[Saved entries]
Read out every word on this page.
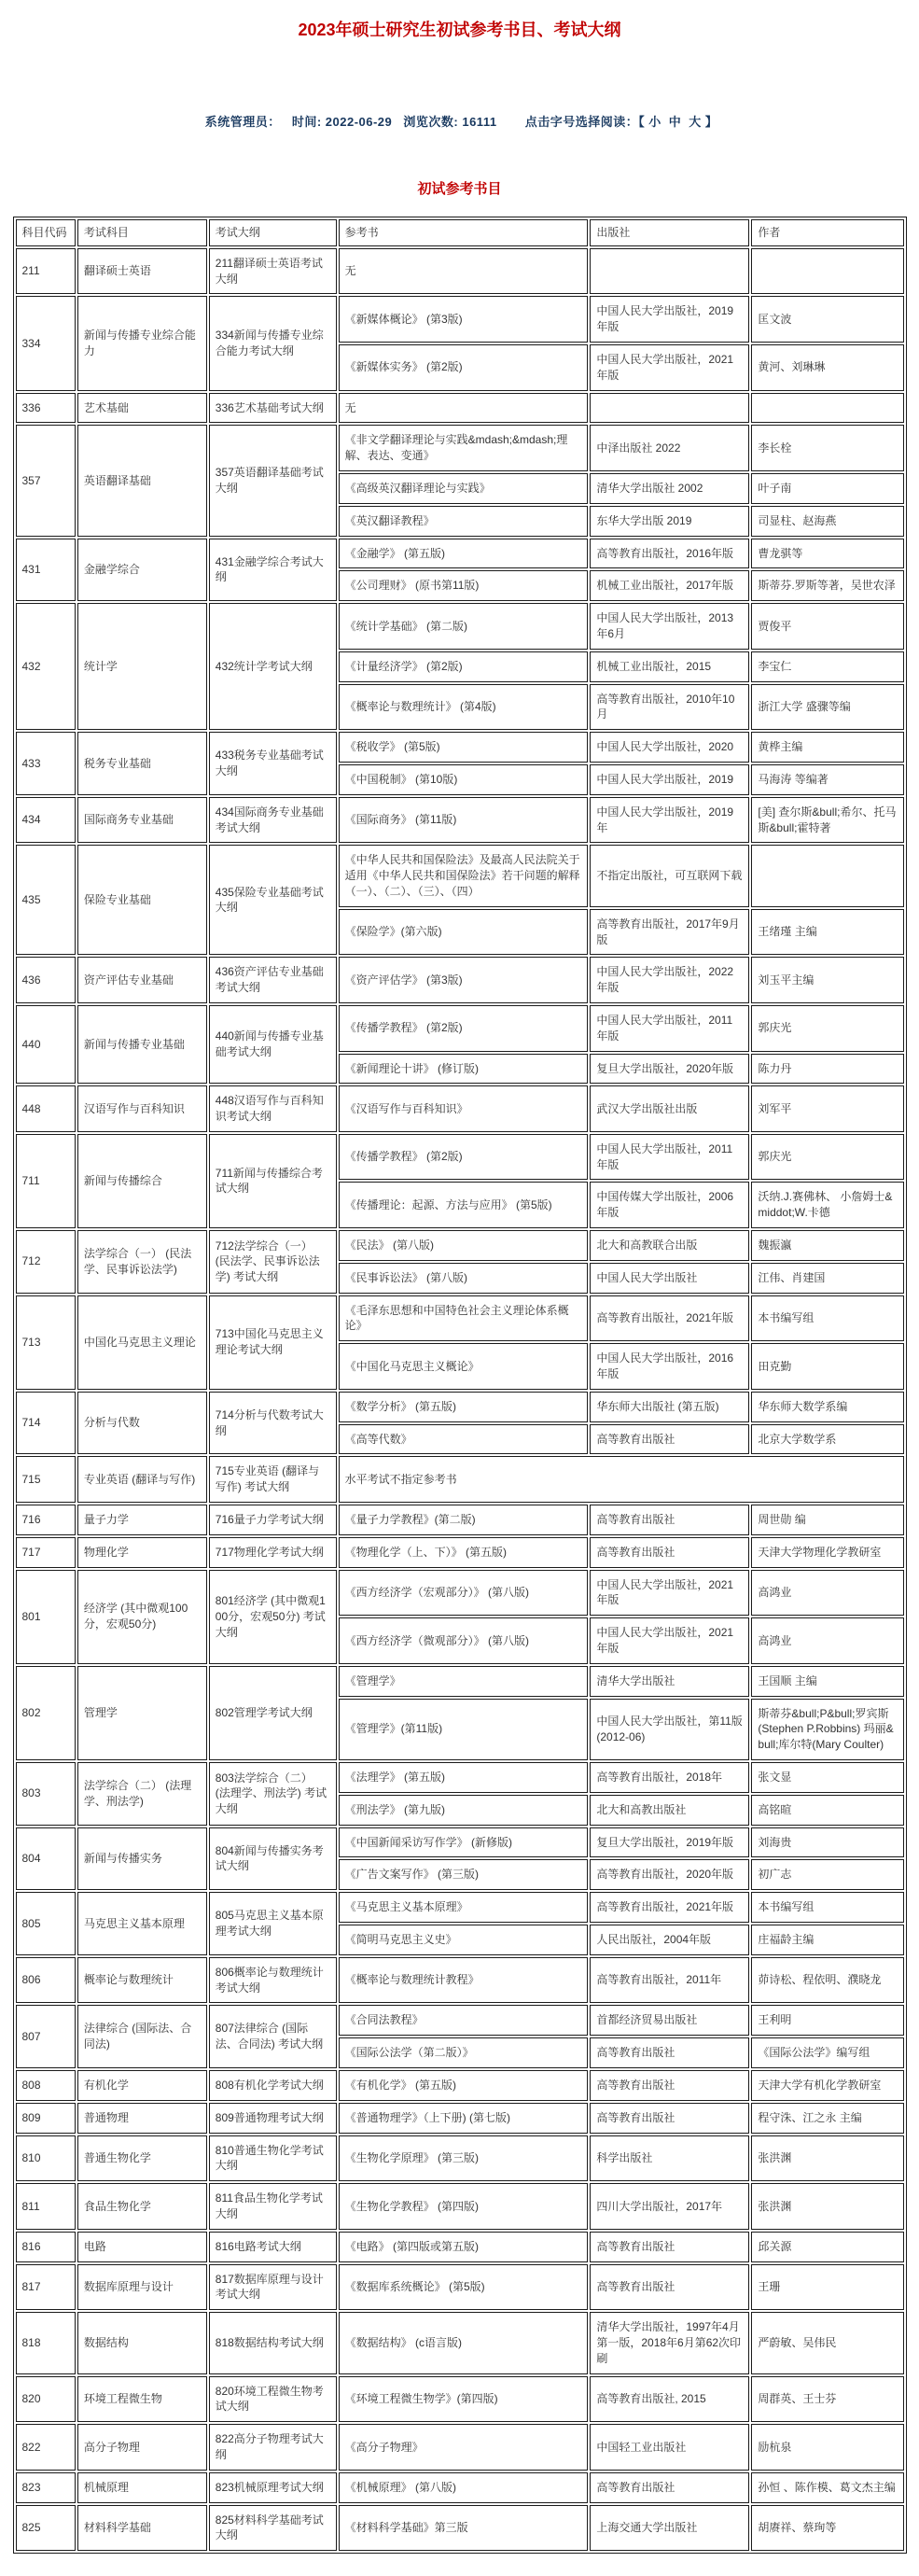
2023年硕士研究生初试参考书目、考试大纲
系统管理员： 时间: 2022-06-29 浏览次数: 16111 点击字号选择阅读：【 小 中 大 】
初试参考书目
科目代码	考试科目	考试大纲	参考书	出版社	作者
211	翻译硕士英语	211翻译硕士英语考试大纲	无		
334	新闻与传播专业综合能力	334新闻与传播专业综合能力考试大纲	《新媒体概论》 (第3版)	中国人民大学出版社，2019年版	匡文波
			《新媒体实务》 (第2版)	中国人民大学出版社，2021年版	黄河、刘琳琳
336	艺术基础	336艺术基础考试大纲	无		
357	英语翻译基础	357英语翻译基础考试大纲	《非文学翻译理论与实践&mdash;&mdash;理解、表达、变通》	中泽出版社 2022	李长栓
			《高级英汉翻译理论与实践》	清华大学出版社 2002	叶子南
			《英汉翻译教程》	东华大学出版 2019	司显柱、赵海燕
431	金融学综合	431金融学综合考试大纲	《金融学》 (第五版)	高等教育出版社，2016年版	曹龙骐等
			《公司理财》 (原书第11版)	机械工业出版社，2017年版	斯蒂芬.罗斯等著，吴世农泽
432	统计学	432统计学考试大纲	《统计学基础》 (第二版)	中国人民大学出版社，2013年6月	贾俊平
			《计量经济学》 (第2版)	机械工业出版社，2015	李宝仁
			《概率论与数理统计》 (第4版)	高等教育出版社，2010年10月	浙江大学 盛骤等编
433	税务专业基础	433税务专业基础考试大纲	《税收学》 (第5版)	中国人民大学出版社，2020	黄桦主编
			《中国税制》 (第10版)	中国人民大学出版社，2019	马海涛 等编著
434	国际商务专业基础	434国际商务专业基础考试大纲	《国际商务》 (第11版)	中国人民大学出版社，2019年	[美] 查尔斯&bull;希尔、托马斯&bull;霍特著
435	保险专业基础	435保险专业基础考试大纲	《中华人民共和国保险法》及最高人民法院关于适用《中华人民共和国保险法》若干问题的解释（一）、（二）、（三）、（四）	不指定出版社，可互联网下载	
			《保险学》(第六版)	高等教育出版社，2017年9月版	王绪瑾 主编
436	资产评估专业基础	436资产评估专业基础考试大纲	《资产评估学》 (第3版)	中国人民大学出版社，2022年版	刘玉平主编
440	新闻与传播专业基础	440新闻与传播专业基础考试大纲	《传播学教程》 (第2版)	中国人民大学出版社，2011年版	郭庆光
			《新闻理论十讲》 (修订版)	复旦大学出版社，2020年版	陈力丹
448	汉语写作与百科知识	448汉语写作与百科知识考试大纲	《汉语写作与百科知识》	武汉大学出版社出版	刘军平
711	新闻与传播综合	711新闻与传播综合考试大纲	《传播学教程》 (第2版)	中国人民大学出版社，2011年版	郭庆光
			《传播理论：起源、方法与应用》 (第5版)	中国传媒大学出版社，2006年版	沃纳.J.赛佛林、 小詹姆士&middot;W.卡德
712	法学综合（一） (民法学、民事诉讼法学)	712法学综合（一） (民法学、民事诉讼法学) 考试大纲	《民法》 (第八版)	北大和高教联合出版	魏振瀛
			《民事诉讼法》 (第八版)	中国人民大学出版社	江伟、肖建国
713	中国化马克思主义理论	713中国化马克思主义理论考试大纲	《毛泽东思想和中国特色社会主义理论体系概论》	高等教育出版社，2021年版	本书编写组
			《中国化马克思主义概论》	中国人民大学出版社，2016年版	田克勤
714	分析与代数	714分析与代数考试大纲	《数学分析》 (第五版)	华东师大出版社 (第五版)	华东师大数学系编
			《高等代数》	高等教育出版社	北京大学数学系
715	专业英语 (翻译与写作)	715专业英语 (翻译与写作) 考试大纲	水平考试不指定参考书		
716	量子力学	716量子力学考试大纲	《量子力学教程》(第二版)	高等教育出版社	周世勋 编
717	物理化学	717物理化学考试大纲	《物理化学（上、下）》 (第五版)	高等教育出版社	天津大学物理化学教研室
801	经济学 (其中微观100分，宏观50分)	801经济学 (其中微观100分，宏观50分) 考试大纲	《西方经济学（宏观部分）》 (第八版)	中国人民大学出版社，2021年版	高鸿业
			《西方经济学（微观部分）》 (第八版)	中国人民大学出版社，2021年版	高鸿业
802	管理学	802管理学考试大纲	《管理学》	清华大学出版社	王国顺 主编
			《管理学》(第11版)	中国人民大学出版社，第11版(2012-06)	斯蒂芬&bull;P&bull;罗宾斯(Stephen P.Robbins) 玛丽&bull;库尔特(Mary Coulter)
803	法学综合（二） (法理学、刑法学)	803法学综合（二） (法理学、刑法学) 考试大纲	《法理学》 (第五版)	高等教育出版社，2018年	张文显
			《刑法学》 (第九版)	北大和高教出版社	高铭暄
804	新闻与传播实务	804新闻与传播实务考试大纲	《中国新闻采访写作学》 (新修版)	复旦大学出版社，2019年版	刘海贵
			《广告文案写作》 (第三版)	高等教育出版社，2020年版	初广志
805	马克思主义基本原理	805马克思主义基本原理考试大纲	《马克思主义基本原理》	高等教育出版社，2021年版	本书编写组
			《简明马克思主义史》	人民出版社，2004年版	庄福龄主编
806	概率论与数理统计	806概率论与数理统计考试大纲	《概率论与数理统计教程》	高等教育出版社，2011年	茆诗松、程依明、濮晓龙
807	法律综合 (国际法、合同法)	807法律综合 (国际法、合同法) 考试大纲	《合同法教程》	首都经济贸易出版社	王利明
			《国际公法学（第二版）》	高等教育出版社	《国际公法学》编写组
808	有机化学	808有机化学考试大纲	《有机化学》 (第五版)	高等教育出版社	天津大学有机化学教研室
809	普通物理	809普通物理考试大纲	《普通物理学》（上下册) (第七版)	高等教育出版社	程守洙、江之永 主编
810	普通生物化学	810普通生物化学考试大纲	《生物化学原理》 (第三版)	科学出版社	张洪渊
811	食品生物化学	811食品生物化学考试大纲	《生物化学教程》 (第四版)	四川大学出版社，2017年	张洪渊
816	电路	816电路考试大纲	《电路》 (第四版或第五版)	高等教育出版社	邱关源
817	数据库原理与设计	817数据库原理与设计考试大纲	《数据库系统概论》 (第5版)	高等教育出版社	王珊
818	数据结构	818数据结构考试大纲	《数据结构》 (c语言版)	清华大学出版社，1997年4月第一版，2018年6月第62次印刷	严蔚敏、吴伟民
820	环境工程微生物	820环境工程微生物考试大纲	《环境工程微生物学》(第四版)	高等教育出版社, 2015	周群英、王士芬
822	高分子物理	822高分子物理考试大纲	《高分子物理》	中国轻工业出版社	励杭泉
823	机械原理	823机械原理考试大纲	《机械原理》 (第八版)	高等教育出版社	孙恒 、陈作模、葛文杰主编
825	材料科学基础	825材料科学基础考试大纲	《材料科学基础》第三版	上海交通大学出版社	胡赓祥、蔡珣等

→ EXERCISE TASK
Pictures excluded, quote all the data above exactly.

→ FINISHED EXERCISE
Read out every word on this page.
2023年硕士研究生初试参考书目、考试大纲
系统管理员： 时间: 2022-06-29 浏览次数: 16111 点击字号选择阅读：【 小 中 大 】
初试参考书目
科目代码	考试科目	考试大纲	参考书	出版社	作者
211	翻译硕士英语	211翻译硕士英语考试大纲	无		
334	新闻与传播专业综合能力	334新闻与传播专业综合能力考试大纲	《新媒体概论》 (第3版)	中国人民大学出版社，2019年版	匡文波
			《新媒体实务》 (第2版)	中国人民大学出版社，2021年版	黄河、刘琳琳
336	艺术基础	336艺术基础考试大纲	无		
357	英语翻译基础	357英语翻译基础考试大纲	《非文学翻译理论与实践&mdash;&mdash;理解、表达、变通》	中泽出版社 2022	李长栓
			《高级英汉翻译理论与实践》	清华大学出版社 2002	叶子南
			《英汉翻译教程》	东华大学出版 2019	司显柱、赵海燕
431	金融学综合	431金融学综合考试大纲	《金融学》 (第五版)	高等教育出版社，2016年版	曹龙骐等
			《公司理财》 (原书第11版)	机械工业出版社，2017年版	斯蒂芬.罗斯等著，吴世农泽
432	统计学	432统计学考试大纲	《统计学基础》 (第二版)	中国人民大学出版社，2013年6月	贾俊平
			《计量经济学》 (第2版)	机械工业出版社，2015	李宝仁
			《概率论与数理统计》 (第4版)	高等教育出版社，2010年10月	浙江大学 盛骤等编
433	税务专业基础	433税务专业基础考试大纲	《税收学》 (第5版)	中国人民大学出版社，2020	黄桦主编
			《中国税制》 (第10版)	中国人民大学出版社，2019	马海涛 等编著
434	国际商务专业基础	434国际商务专业基础考试大纲	《国际商务》 (第11版)	中国人民大学出版社，2019年	[美] 查尔斯&bull;希尔、托马斯&bull;霍特著
435	保险专业基础	435保险专业基础考试大纲	《中华人民共和国保险法》及最高人民法院关于适用《中华人民共和国保险法》若干问题的解释（一）、（二）、（三）、（四）	不指定出版社，可互联网下载	
			《保险学》(第六版)	高等教育出版社，2017年9月版	王绪瑾 主编
436	资产评估专业基础	436资产评估专业基础考试大纲	《资产评估学》 (第3版)	中国人民大学出版社，2022年版	刘玉平主编
440	新闻与传播专业基础	440新闻与传播专业基础考试大纲	《传播学教程》 (第2版)	中国人民大学出版社，2011年版	郭庆光
			《新闻理论十讲》 (修订版)	复旦大学出版社，2020年版	陈力丹
448	汉语写作与百科知识	448汉语写作与百科知识考试大纲	《汉语写作与百科知识》	武汉大学出版社出版	刘军平
711	新闻与传播综合	711新闻与传播综合考试大纲	《传播学教程》 (第2版)	中国人民大学出版社，2011年版	郭庆光
			《传播理论：起源、方法与应用》 (第5版)	中国传媒大学出版社，2006年版	沃纳.J.赛佛林、 小詹姆士&middot;W.卡德
712	法学综合（一） (民法学、民事诉讼法学)	712法学综合（一） (民法学、民事诉讼法学) 考试大纲	《民法》 (第八版)	北大和高教联合出版	魏振瀛
			《民事诉讼法》 (第八版)	中国人民大学出版社	江伟、肖建国
713	中国化马克思主义理论	713中国化马克思主义理论考试大纲	《毛泽东思想和中国特色社会主义理论体系概论》	高等教育出版社，2021年版	本书编写组
			《中国化马克思主义概论》	中国人民大学出版社，2016年版	田克勤
714	分析与代数	714分析与代数考试大纲	《数学分析》 (第五版)	华东师大出版社 (第五版)	华东师大数学系编
			《高等代数》	高等教育出版社	北京大学数学系
715	专业英语 (翻译与写作)	715专业英语 (翻译与写作) 考试大纲	水平考试不指定参考书		
716	量子力学	716量子力学考试大纲	《量子力学教程》(第二版)	高等教育出版社	周世勋 编
717	物理化学	717物理化学考试大纲	《物理化学（上、下）》 (第五版)	高等教育出版社	天津大学物理化学教研室
801	经济学 (其中微观100分，宏观50分)	801经济学 (其中微观100分，宏观50分) 考试大纲	《西方经济学（宏观部分）》 (第八版)	中国人民大学出版社，2021年版	高鸿业
			《西方经济学（微观部分）》 (第八版)	中国人民大学出版社，2021年版	高鸿业
802	管理学	802管理学考试大纲	《管理学》	清华大学出版社	王国顺 主编
			《管理学》(第11版)	中国人民大学出版社，第11版(2012-06)	斯蒂芬&bull;P&bull;罗宾斯(Stephen P.Robbins) 玛丽&bull;库尔特(Mary Coulter)
803	法学综合（二） (法理学、刑法学)	803法学综合（二） (法理学、刑法学) 考试大纲	《法理学》 (第五版)	高等教育出版社，2018年	张文显
			《刑法学》 (第九版)	北大和高教出版社	高铭暄
804	新闻与传播实务	804新闻与传播实务考试大纲	《中国新闻采访写作学》 (新修版)	复旦大学出版社，2019年版	刘海贵
			《广告文案写作》 (第三版)	高等教育出版社，2020年版	初广志
805	马克思主义基本原理	805马克思主义基本原理考试大纲	《马克思主义基本原理》	高等教育出版社，2021年版	本书编写组
			《简明马克思主义史》	人民出版社，2004年版	庄福龄主编
806	概率论与数理统计	806概率论与数理统计考试大纲	《概率论与数理统计教程》	高等教育出版社，2011年	茆诗松、程依明、濮晓龙
807	法律综合 (国际法、合同法)	807法律综合 (国际法、合同法) 考试大纲	《合同法教程》	首都经济贸易出版社	王利明
			《国际公法学（第二版）》	高等教育出版社	《国际公法学》编写组
808	有机化学	808有机化学考试大纲	《有机化学》 (第五版)	高等教育出版社	天津大学有机化学教研室
809	普通物理	809普通物理考试大纲	《普通物理学》（上下册) (第七版)	高等教育出版社	程守洙、江之永 主编
810	普通生物化学	810普通生物化学考试大纲	《生物化学原理》 (第三版)	科学出版社	张洪渊
811	食品生物化学	811食品生物化学考试大纲	《生物化学教程》 (第四版)	四川大学出版社，2017年	张洪渊
816	电路	816电路考试大纲	《电路》 (第四版或第五版)	高等教育出版社	邱关源
817	数据库原理与设计	817数据库原理与设计考试大纲	《数据库系统概论》 (第5版)	高等教育出版社	王珊
818	数据结构	818数据结构考试大纲	《数据结构》 (c语言版)	清华大学出版社，1997年4月第一版，2018年6月第62次印刷	严蔚敏、吴伟民
820	环境工程微生物	820环境工程微生物考试大纲	《环境工程微生物学》(第四版)	高等教育出版社, 2015	周群英、王士芬
822	高分子物理	822高分子物理考试大纲	《高分子物理》	中国轻工业出版社	励杭泉
823	机械原理	823机械原理考试大纲	《机械原理》 (第八版)	高等教育出版社	孙恒 、陈作模、葛文杰主编
825	材料科学基础	825材料科学基础考试大纲	《材料科学基础》第三版	上海交通大学出版社	胡赓祥、蔡珣等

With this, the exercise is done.